Stated exercise =
Find every line in the records below that holds the word "this", and copy it out.

** Start of Record extracts **

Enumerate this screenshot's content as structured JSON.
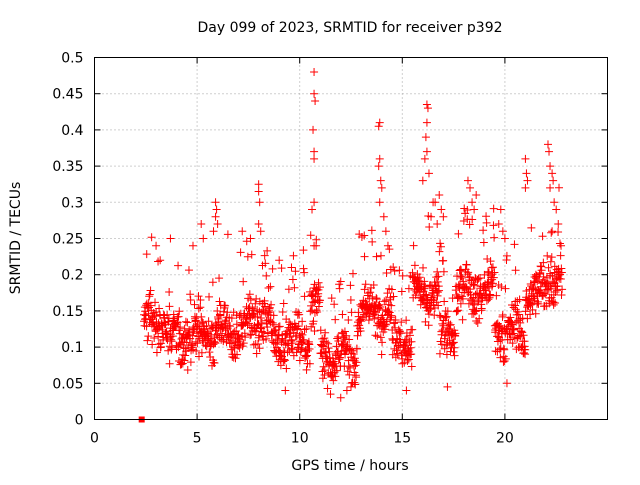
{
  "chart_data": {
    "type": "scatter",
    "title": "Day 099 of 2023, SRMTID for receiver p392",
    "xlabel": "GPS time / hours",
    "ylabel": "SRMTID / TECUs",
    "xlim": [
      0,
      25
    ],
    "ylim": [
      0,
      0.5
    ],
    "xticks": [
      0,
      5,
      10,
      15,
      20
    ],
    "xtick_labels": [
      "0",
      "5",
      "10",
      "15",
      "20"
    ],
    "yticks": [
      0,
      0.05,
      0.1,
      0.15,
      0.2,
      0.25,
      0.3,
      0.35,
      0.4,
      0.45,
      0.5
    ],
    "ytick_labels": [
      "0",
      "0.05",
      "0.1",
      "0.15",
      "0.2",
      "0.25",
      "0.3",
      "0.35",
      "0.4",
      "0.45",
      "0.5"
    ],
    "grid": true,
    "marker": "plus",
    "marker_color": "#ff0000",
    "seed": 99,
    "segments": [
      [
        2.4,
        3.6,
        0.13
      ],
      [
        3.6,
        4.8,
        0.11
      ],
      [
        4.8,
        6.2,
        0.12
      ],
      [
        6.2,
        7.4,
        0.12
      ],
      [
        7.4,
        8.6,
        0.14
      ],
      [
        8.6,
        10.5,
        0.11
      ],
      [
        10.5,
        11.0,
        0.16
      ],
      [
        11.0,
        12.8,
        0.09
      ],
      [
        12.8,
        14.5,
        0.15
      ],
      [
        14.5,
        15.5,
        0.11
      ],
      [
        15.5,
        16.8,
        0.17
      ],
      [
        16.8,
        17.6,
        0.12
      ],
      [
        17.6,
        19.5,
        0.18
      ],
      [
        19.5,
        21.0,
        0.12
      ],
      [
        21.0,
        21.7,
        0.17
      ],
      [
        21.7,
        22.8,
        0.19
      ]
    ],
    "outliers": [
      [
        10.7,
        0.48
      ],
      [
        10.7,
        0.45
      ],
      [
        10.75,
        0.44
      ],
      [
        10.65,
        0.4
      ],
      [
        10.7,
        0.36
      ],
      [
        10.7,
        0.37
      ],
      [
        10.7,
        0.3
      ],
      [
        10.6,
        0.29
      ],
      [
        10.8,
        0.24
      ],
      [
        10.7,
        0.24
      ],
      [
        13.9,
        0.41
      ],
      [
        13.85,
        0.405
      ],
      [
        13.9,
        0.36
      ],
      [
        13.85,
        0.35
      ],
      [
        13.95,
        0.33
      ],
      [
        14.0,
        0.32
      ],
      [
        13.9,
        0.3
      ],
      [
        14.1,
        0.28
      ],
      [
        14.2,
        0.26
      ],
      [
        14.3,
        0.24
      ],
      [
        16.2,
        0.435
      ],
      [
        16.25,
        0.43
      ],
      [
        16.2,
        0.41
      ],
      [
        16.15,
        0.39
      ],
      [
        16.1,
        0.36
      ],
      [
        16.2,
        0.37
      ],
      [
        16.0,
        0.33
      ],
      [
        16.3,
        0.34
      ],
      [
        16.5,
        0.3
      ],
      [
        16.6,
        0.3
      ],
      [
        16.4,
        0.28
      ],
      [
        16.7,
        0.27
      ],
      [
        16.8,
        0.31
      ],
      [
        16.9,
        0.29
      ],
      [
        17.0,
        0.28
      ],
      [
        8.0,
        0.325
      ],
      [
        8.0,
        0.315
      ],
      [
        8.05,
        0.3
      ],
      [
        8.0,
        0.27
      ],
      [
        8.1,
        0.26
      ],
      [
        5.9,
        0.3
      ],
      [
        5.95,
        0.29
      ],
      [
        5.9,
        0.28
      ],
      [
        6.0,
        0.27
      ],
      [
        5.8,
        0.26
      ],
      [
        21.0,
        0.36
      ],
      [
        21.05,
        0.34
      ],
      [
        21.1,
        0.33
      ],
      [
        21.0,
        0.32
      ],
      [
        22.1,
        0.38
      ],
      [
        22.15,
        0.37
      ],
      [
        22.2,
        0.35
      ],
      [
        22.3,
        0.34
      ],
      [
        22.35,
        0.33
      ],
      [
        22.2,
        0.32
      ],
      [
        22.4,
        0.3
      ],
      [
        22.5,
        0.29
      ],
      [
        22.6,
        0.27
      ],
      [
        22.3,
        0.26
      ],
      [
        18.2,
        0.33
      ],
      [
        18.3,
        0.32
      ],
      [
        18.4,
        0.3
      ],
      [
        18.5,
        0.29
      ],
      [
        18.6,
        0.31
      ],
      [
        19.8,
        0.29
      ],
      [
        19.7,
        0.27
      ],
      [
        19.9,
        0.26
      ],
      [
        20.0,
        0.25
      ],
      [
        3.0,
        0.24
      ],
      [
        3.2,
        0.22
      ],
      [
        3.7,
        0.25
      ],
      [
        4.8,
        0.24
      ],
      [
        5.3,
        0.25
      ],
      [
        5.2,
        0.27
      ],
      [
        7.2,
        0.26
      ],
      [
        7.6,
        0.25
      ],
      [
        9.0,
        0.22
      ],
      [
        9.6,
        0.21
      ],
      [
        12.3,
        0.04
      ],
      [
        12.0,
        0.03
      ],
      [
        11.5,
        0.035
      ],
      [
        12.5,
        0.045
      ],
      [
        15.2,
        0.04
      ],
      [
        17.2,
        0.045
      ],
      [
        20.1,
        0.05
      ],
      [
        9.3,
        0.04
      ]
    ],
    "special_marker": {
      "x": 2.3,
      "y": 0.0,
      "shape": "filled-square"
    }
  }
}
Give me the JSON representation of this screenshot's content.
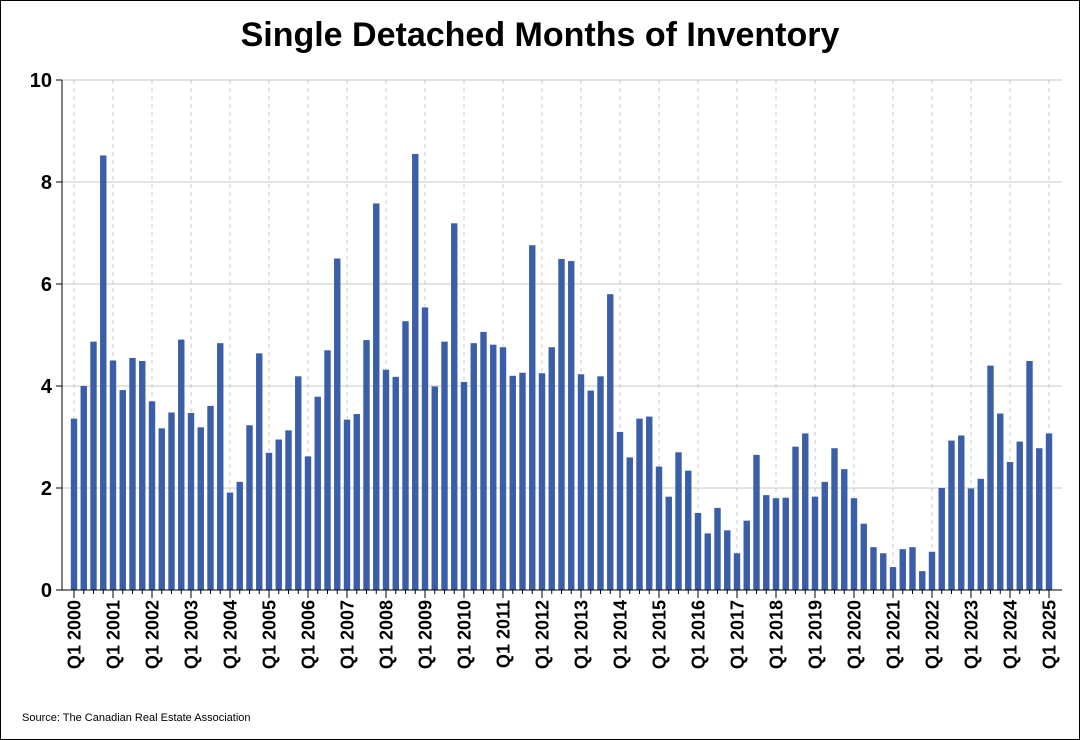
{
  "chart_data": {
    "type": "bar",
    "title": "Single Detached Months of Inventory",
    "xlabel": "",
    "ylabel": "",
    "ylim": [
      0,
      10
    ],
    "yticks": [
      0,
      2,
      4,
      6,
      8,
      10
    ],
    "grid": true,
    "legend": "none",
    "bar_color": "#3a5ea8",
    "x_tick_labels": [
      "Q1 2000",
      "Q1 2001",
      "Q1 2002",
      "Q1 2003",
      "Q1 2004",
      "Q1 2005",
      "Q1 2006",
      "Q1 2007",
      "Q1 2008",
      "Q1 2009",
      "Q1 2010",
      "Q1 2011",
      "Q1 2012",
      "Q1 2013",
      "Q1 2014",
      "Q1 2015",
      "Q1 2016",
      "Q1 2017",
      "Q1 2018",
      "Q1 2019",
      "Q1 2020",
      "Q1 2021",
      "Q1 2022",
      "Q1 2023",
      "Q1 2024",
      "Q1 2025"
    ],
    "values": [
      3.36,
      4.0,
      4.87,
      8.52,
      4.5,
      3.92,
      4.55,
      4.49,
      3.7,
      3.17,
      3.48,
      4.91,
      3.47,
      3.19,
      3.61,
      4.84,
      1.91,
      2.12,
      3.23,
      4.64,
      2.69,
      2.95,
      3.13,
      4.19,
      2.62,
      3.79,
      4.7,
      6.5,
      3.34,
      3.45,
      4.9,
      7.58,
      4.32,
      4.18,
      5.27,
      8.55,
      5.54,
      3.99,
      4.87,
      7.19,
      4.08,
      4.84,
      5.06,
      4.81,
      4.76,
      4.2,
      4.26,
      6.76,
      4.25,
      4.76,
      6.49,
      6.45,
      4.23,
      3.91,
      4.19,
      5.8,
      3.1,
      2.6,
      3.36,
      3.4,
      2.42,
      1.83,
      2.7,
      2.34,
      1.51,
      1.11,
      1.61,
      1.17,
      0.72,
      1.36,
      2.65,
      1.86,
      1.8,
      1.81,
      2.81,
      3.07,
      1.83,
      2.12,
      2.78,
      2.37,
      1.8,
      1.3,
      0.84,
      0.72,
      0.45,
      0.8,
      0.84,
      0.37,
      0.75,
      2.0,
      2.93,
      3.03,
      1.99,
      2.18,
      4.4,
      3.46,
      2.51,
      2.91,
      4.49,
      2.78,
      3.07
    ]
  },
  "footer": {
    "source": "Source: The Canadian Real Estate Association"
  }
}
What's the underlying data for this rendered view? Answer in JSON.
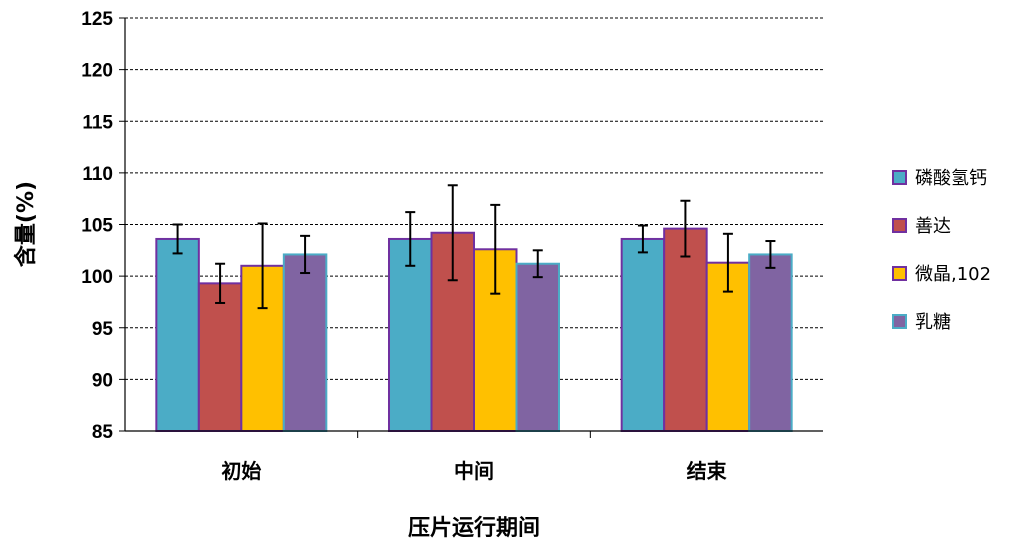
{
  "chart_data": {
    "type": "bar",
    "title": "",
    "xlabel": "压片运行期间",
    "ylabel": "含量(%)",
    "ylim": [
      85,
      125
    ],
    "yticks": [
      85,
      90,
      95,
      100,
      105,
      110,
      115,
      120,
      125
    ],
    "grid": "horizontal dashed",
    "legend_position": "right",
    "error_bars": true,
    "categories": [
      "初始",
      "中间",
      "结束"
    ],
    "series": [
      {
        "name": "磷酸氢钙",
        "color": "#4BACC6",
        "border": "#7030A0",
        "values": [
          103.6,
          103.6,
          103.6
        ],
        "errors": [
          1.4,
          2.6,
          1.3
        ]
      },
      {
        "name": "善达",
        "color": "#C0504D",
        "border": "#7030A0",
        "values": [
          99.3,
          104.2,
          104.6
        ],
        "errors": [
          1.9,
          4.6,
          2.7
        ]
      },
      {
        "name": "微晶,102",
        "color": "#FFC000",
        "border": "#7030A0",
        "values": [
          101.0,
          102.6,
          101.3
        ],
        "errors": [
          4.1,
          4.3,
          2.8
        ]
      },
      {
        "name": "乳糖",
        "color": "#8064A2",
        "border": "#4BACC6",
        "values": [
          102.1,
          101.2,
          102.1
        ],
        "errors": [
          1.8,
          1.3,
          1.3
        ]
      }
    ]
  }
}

** End of Record extracts **

The response =
Enumerate this screenshot's content as structured JSON.
Give me the JSON representation of this screenshot's content.
What's the underlying data for this rendered view? Answer in JSON.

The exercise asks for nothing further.